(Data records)
■ ■ ■

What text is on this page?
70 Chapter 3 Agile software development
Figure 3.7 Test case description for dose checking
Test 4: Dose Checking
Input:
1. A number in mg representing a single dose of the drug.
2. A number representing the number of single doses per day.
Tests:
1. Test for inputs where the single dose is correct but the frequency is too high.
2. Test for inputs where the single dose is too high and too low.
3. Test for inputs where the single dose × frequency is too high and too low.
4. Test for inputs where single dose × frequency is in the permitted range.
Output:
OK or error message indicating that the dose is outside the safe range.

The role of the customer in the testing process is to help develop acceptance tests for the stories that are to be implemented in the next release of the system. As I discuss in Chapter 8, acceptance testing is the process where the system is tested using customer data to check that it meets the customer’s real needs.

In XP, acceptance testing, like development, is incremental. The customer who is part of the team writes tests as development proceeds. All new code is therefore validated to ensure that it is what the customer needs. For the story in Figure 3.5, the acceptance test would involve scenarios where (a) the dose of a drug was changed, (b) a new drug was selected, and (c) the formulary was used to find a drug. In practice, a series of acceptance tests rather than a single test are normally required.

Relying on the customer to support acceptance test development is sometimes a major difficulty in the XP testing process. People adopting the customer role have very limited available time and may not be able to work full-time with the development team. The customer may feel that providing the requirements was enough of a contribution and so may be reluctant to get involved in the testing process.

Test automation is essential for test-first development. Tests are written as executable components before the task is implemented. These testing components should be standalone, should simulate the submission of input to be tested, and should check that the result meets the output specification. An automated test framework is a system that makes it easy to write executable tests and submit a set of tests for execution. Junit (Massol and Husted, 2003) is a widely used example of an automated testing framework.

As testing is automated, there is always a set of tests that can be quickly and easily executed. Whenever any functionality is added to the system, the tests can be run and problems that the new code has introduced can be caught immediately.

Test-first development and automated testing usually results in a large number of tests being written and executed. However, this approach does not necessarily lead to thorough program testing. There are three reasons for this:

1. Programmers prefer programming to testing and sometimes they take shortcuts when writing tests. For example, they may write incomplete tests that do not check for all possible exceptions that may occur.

■ ■ ■

● **TASK DIRECTIONS**
Pull every line containing "first" from the data.

● **SOLUTION TO THE PROBLEM**
Test automation is essential for test-first development. Tests are written as executable components before the task is implemented. These testing components should be standalone, should simulate the submission of input to be tested, and should check that the result meets the output specification. An automated test framework is a system that makes it easy to write executable tests and submit a set of tests for execution. Junit (Massol and Husted, 2003) is a widely used example of an automated testing framework.
Test-first development and automated testing usually results in a large number of tests being written and executed. However, this approach does not necessarily lead to thorough program testing. There are three reasons for this:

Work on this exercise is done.